[Element position data]

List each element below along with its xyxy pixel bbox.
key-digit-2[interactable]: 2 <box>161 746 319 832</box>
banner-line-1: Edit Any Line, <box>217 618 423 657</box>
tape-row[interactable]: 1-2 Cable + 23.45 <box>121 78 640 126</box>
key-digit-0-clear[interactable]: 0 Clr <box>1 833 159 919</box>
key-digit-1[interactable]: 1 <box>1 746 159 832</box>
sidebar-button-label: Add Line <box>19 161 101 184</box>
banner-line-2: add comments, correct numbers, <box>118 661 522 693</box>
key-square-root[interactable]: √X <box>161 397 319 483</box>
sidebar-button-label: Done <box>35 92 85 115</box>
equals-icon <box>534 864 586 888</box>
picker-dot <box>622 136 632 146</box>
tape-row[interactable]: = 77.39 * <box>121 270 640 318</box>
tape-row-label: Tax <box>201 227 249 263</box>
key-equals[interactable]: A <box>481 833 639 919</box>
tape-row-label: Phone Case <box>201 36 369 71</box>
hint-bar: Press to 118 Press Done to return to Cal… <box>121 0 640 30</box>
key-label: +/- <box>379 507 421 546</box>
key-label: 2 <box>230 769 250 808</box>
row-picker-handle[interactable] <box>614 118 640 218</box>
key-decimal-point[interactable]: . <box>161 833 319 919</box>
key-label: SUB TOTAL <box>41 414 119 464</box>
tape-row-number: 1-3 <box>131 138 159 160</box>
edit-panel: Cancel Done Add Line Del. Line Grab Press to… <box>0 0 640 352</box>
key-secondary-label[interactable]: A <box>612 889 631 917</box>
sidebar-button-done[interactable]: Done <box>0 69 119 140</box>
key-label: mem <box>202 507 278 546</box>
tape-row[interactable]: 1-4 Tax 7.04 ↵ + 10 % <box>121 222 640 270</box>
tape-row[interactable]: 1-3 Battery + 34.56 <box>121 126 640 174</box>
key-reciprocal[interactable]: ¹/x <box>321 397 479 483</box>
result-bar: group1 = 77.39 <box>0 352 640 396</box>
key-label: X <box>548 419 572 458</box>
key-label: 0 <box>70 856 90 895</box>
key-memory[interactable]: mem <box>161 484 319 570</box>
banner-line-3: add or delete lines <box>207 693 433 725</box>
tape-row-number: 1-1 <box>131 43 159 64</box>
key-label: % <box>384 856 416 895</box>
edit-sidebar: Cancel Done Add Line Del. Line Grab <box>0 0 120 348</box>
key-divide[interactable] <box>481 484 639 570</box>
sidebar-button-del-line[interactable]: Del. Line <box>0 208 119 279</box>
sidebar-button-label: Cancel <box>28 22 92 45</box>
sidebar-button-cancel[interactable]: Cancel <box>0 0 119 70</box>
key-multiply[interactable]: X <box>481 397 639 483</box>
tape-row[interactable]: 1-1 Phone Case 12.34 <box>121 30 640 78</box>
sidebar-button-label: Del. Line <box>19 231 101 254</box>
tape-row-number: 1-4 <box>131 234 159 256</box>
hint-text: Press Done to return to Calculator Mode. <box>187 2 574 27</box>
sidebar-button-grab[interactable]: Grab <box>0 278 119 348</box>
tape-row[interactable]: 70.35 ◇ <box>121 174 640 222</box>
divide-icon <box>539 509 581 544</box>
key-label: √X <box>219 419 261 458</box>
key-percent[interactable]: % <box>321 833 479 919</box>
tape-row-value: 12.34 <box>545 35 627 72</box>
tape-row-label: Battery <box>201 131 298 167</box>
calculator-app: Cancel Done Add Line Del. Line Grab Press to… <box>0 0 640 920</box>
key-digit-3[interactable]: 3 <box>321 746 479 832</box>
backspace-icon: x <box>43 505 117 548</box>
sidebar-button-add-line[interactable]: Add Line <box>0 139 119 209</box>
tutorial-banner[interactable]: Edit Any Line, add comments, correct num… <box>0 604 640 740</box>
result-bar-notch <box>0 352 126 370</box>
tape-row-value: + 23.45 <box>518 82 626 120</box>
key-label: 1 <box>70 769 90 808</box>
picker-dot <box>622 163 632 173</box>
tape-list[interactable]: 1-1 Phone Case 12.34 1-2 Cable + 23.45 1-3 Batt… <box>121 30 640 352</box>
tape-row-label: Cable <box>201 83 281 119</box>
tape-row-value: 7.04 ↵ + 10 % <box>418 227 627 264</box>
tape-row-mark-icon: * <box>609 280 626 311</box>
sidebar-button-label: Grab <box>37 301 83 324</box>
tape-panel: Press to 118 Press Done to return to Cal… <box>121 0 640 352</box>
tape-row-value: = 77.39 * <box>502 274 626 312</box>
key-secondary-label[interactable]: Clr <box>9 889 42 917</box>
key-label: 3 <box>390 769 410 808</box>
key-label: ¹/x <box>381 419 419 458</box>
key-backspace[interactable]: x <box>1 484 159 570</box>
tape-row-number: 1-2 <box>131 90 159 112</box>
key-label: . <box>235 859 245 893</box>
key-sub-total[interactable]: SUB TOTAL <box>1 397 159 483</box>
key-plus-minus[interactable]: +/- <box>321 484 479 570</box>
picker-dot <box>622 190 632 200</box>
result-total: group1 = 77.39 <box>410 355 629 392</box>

TASK TO COMPLETE — Please revise the listing so that every "sidebar-button-label" becomes "sidebar-caption", leaving everything else unchanged.

FINAL RESULT —
List each element below along with its xyxy pixel bbox.
key-digit-2[interactable]: 2 <box>161 746 319 832</box>
banner-line-1: Edit Any Line, <box>217 618 423 657</box>
tape-row[interactable]: 1-2 Cable + 23.45 <box>121 78 640 126</box>
key-digit-0-clear[interactable]: 0 Clr <box>1 833 159 919</box>
key-digit-1[interactable]: 1 <box>1 746 159 832</box>
sidebar-caption: Add Line <box>19 161 101 184</box>
banner-line-2: add comments, correct numbers, <box>118 661 522 693</box>
key-square-root[interactable]: √X <box>161 397 319 483</box>
sidebar-caption: Done <box>35 92 85 115</box>
equals-icon <box>534 864 586 888</box>
picker-dot <box>622 136 632 146</box>
tape-row[interactable]: = 77.39 * <box>121 270 640 318</box>
tape-row-label: Tax <box>201 227 249 263</box>
key-equals[interactable]: A <box>481 833 639 919</box>
tape-row-label: Phone Case <box>201 36 369 71</box>
hint-bar: Press to 118 Press Done to return to Cal… <box>121 0 640 30</box>
key-label: +/- <box>379 507 421 546</box>
key-label: 2 <box>230 769 250 808</box>
row-picker-handle[interactable] <box>614 118 640 218</box>
key-decimal-point[interactable]: . <box>161 833 319 919</box>
key-label: SUB TOTAL <box>41 414 119 464</box>
tape-row-number: 1-3 <box>131 138 159 160</box>
edit-panel: Cancel Done Add Line Del. Line Grab Press to… <box>0 0 640 352</box>
key-secondary-label[interactable]: A <box>612 889 631 917</box>
sidebar-button-done[interactable]: Done <box>0 69 119 140</box>
key-label: mem <box>202 507 278 546</box>
tape-row[interactable]: 1-4 Tax 7.04 ↵ + 10 % <box>121 222 640 270</box>
tape-row[interactable]: 1-3 Battery + 34.56 <box>121 126 640 174</box>
key-reciprocal[interactable]: ¹/x <box>321 397 479 483</box>
result-bar: group1 = 77.39 <box>0 352 640 396</box>
key-label: X <box>548 419 572 458</box>
key-label: 0 <box>70 856 90 895</box>
key-memory[interactable]: mem <box>161 484 319 570</box>
banner-line-3: add or delete lines <box>207 693 433 725</box>
tape-row-number: 1-1 <box>131 43 159 64</box>
key-label: % <box>384 856 416 895</box>
edit-sidebar: Cancel Done Add Line Del. Line Grab <box>0 0 120 348</box>
key-divide[interactable] <box>481 484 639 570</box>
sidebar-button-del-line[interactable]: Del. Line <box>0 208 119 279</box>
sidebar-caption: Cancel <box>28 22 92 45</box>
sidebar-button-cancel[interactable]: Cancel <box>0 0 119 70</box>
key-multiply[interactable]: X <box>481 397 639 483</box>
tape-row[interactable]: 1-1 Phone Case 12.34 <box>121 30 640 78</box>
sidebar-caption: Del. Line <box>19 231 101 254</box>
tape-row-number: 1-4 <box>131 234 159 256</box>
hint-text: Press Done to return to Calculator Mode. <box>187 2 574 27</box>
sidebar-button-grab[interactable]: Grab <box>0 278 119 348</box>
tape-row[interactable]: 70.35 ◇ <box>121 174 640 222</box>
divide-icon <box>539 509 581 544</box>
key-label: √X <box>219 419 261 458</box>
key-percent[interactable]: % <box>321 833 479 919</box>
tape-row-value: 12.34 <box>545 35 627 72</box>
tape-row-label: Battery <box>201 131 298 167</box>
calculator-app: Cancel Done Add Line Del. Line Grab Press to… <box>0 0 640 920</box>
key-digit-3[interactable]: 3 <box>321 746 479 832</box>
backspace-icon: x <box>43 505 117 548</box>
sidebar-button-add-line[interactable]: Add Line <box>0 139 119 209</box>
tutorial-banner[interactable]: Edit Any Line, add comments, correct num… <box>0 604 640 740</box>
result-bar-notch <box>0 352 126 370</box>
tape-row-value: + 23.45 <box>518 82 626 120</box>
key-label: 1 <box>70 769 90 808</box>
picker-dot <box>622 163 632 173</box>
tape-list[interactable]: 1-1 Phone Case 12.34 1-2 Cable + 23.45 1-3 Batt… <box>121 30 640 352</box>
tape-row-label: Cable <box>201 83 281 119</box>
tape-row-value: 7.04 ↵ + 10 % <box>418 227 627 264</box>
tape-row-mark-icon: * <box>609 280 626 311</box>
sidebar-caption: Grab <box>37 301 83 324</box>
tape-panel: Press to 118 Press Done to return to Cal… <box>121 0 640 352</box>
tape-row-value: = 77.39 * <box>502 274 626 312</box>
key-secondary-label[interactable]: Clr <box>9 889 42 917</box>
key-label: 3 <box>390 769 410 808</box>
key-label: ¹/x <box>381 419 419 458</box>
key-backspace[interactable]: x <box>1 484 159 570</box>
tape-row-number: 1-2 <box>131 90 159 112</box>
key-label: . <box>235 859 245 893</box>
key-sub-total[interactable]: SUB TOTAL <box>1 397 159 483</box>
key-plus-minus[interactable]: +/- <box>321 484 479 570</box>
picker-dot <box>622 190 632 200</box>
result-total: group1 = 77.39 <box>410 355 629 392</box>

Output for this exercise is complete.